*Exercise brief*. Search the data for the string "screenshot" and gather each line it is in.

*The records*.
* * *

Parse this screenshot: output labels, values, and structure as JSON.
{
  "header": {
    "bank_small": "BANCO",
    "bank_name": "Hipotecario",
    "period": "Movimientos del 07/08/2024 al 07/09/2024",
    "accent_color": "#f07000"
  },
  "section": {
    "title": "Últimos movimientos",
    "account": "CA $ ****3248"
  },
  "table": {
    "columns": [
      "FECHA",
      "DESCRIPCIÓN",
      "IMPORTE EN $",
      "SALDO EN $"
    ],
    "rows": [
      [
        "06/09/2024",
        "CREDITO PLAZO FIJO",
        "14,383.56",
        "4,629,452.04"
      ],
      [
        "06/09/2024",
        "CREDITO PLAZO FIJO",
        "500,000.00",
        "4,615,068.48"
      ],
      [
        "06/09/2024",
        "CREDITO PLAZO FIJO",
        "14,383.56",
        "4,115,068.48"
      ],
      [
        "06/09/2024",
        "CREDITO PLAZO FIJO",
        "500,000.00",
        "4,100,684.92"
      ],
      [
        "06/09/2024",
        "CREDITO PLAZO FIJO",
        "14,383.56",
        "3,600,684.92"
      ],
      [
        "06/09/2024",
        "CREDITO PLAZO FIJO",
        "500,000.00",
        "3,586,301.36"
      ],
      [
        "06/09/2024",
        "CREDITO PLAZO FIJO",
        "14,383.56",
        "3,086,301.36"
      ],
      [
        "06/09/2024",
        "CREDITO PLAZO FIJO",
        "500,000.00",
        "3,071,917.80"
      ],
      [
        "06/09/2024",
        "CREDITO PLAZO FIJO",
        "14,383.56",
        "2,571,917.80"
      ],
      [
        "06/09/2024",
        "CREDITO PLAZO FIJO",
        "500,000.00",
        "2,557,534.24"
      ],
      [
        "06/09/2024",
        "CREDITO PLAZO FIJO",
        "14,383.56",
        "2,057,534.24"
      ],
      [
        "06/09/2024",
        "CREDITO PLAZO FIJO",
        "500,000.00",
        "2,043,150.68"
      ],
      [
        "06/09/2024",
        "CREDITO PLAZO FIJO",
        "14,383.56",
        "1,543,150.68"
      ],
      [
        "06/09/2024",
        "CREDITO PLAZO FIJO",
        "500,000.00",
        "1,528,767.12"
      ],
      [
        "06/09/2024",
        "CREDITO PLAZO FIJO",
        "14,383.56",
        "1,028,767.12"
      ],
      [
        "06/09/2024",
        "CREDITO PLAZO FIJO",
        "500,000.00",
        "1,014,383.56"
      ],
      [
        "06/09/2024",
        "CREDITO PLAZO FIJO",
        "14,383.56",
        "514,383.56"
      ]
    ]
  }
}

* * *

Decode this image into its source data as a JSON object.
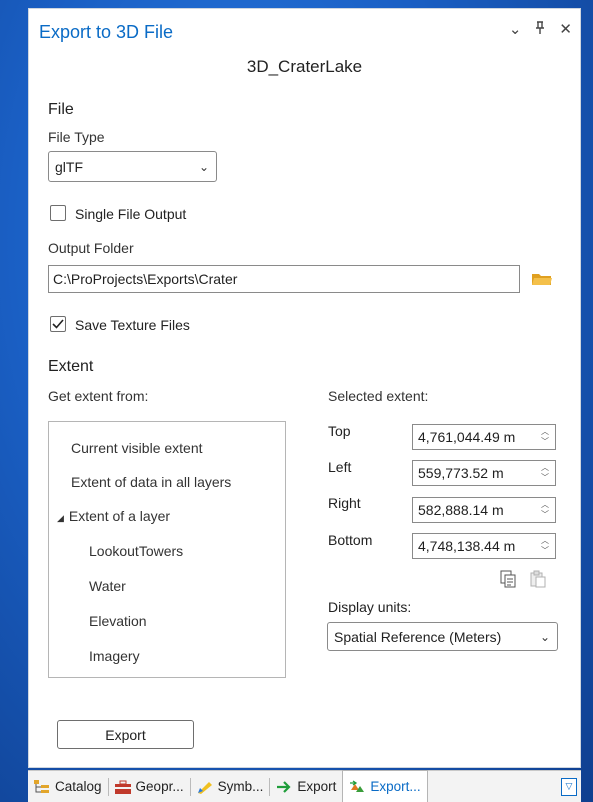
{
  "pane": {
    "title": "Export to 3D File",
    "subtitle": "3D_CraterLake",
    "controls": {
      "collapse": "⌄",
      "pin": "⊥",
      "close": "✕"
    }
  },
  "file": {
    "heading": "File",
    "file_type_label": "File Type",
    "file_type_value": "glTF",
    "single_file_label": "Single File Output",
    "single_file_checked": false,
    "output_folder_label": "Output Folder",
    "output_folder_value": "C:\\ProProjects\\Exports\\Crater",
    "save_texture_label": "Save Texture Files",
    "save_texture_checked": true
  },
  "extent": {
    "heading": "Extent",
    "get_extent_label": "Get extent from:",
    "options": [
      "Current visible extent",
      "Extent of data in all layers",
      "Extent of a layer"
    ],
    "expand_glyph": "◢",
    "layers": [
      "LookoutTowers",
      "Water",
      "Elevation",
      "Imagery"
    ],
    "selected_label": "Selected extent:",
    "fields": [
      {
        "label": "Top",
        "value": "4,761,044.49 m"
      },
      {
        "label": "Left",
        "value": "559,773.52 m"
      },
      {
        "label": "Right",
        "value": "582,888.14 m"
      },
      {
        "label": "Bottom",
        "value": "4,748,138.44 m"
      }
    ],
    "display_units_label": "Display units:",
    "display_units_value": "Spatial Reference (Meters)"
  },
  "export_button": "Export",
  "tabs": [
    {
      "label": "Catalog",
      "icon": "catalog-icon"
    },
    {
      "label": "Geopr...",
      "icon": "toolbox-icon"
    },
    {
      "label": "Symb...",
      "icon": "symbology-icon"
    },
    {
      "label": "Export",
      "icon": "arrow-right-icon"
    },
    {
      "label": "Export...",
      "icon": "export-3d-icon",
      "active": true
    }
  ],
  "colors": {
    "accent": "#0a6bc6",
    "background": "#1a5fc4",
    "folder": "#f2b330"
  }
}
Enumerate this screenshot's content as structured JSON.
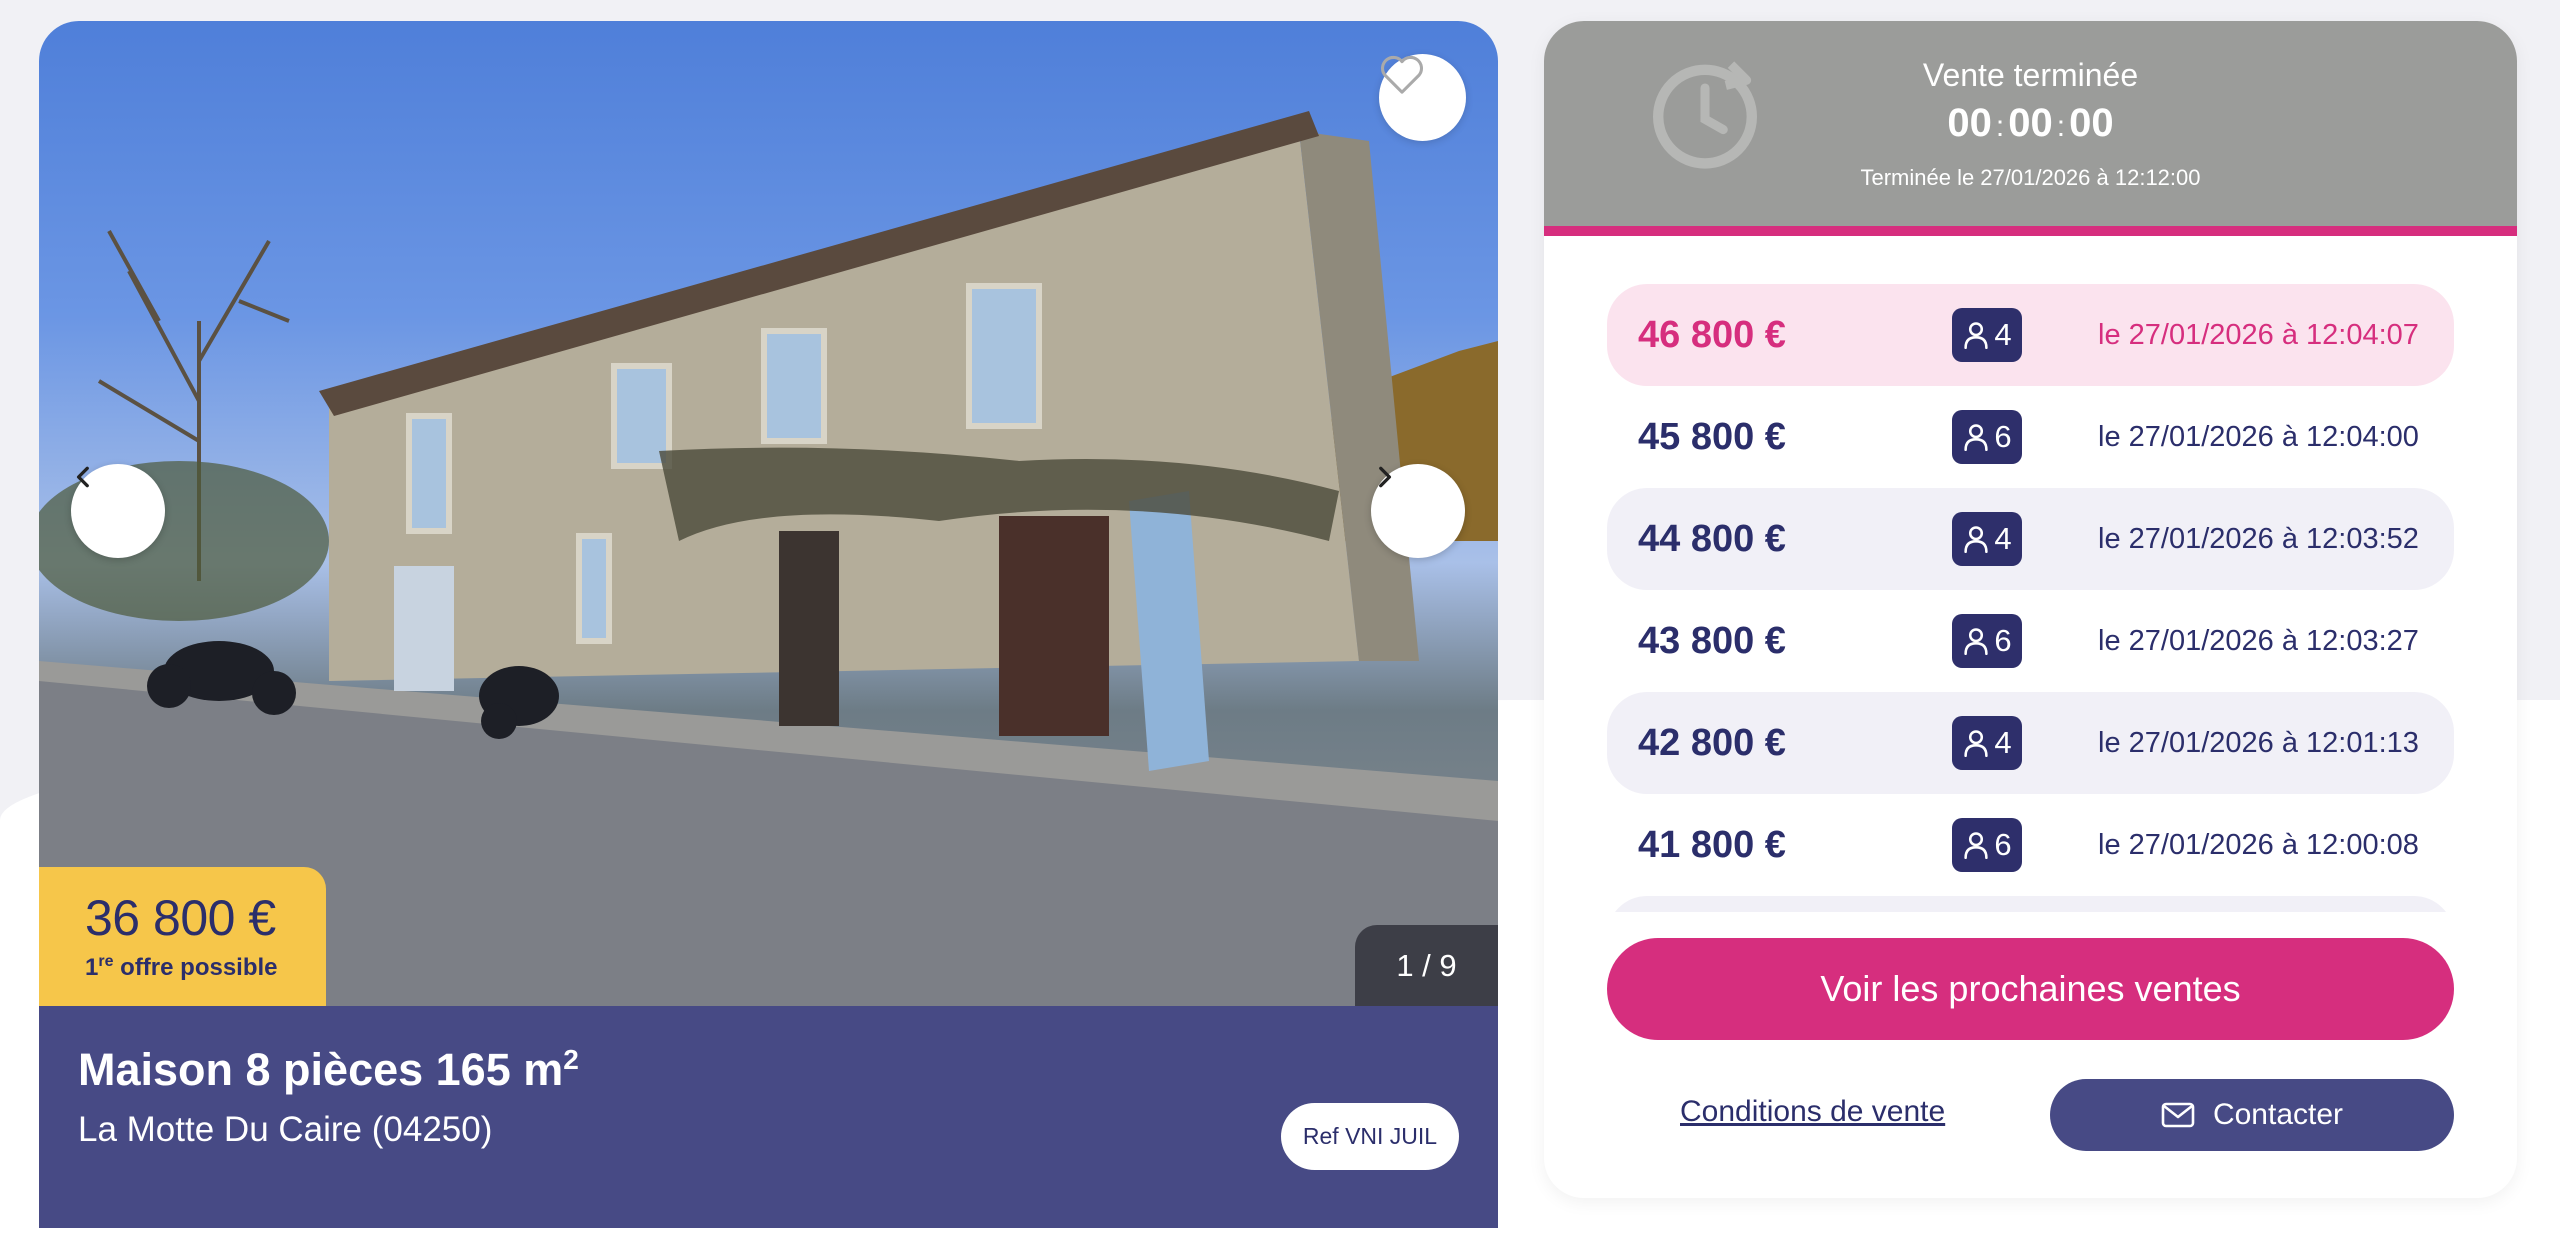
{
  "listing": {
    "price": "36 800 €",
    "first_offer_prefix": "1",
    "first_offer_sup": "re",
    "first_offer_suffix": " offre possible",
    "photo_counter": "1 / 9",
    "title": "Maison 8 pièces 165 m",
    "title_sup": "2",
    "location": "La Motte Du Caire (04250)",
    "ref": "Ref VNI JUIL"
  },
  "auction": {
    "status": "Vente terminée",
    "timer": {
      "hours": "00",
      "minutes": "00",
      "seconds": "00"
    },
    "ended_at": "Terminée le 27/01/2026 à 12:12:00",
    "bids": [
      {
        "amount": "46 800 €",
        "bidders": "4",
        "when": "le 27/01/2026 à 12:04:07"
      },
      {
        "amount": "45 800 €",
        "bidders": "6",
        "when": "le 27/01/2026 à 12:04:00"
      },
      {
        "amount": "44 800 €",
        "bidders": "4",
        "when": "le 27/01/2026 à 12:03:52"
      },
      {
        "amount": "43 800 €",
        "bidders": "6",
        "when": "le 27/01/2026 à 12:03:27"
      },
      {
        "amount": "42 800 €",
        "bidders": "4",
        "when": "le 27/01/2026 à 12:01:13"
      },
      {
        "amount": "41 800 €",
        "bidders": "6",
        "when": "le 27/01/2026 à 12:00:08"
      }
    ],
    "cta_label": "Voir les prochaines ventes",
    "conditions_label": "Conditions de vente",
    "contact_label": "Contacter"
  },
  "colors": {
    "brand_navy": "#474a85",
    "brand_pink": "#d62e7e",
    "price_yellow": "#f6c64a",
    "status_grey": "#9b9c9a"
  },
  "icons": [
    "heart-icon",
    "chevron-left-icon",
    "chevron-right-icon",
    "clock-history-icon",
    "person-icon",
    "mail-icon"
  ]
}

* * *

*Result for this task*.
Parse this screenshot: output labels, values, and structure as JSON.
Enumerate this screenshot's content as structured JSON.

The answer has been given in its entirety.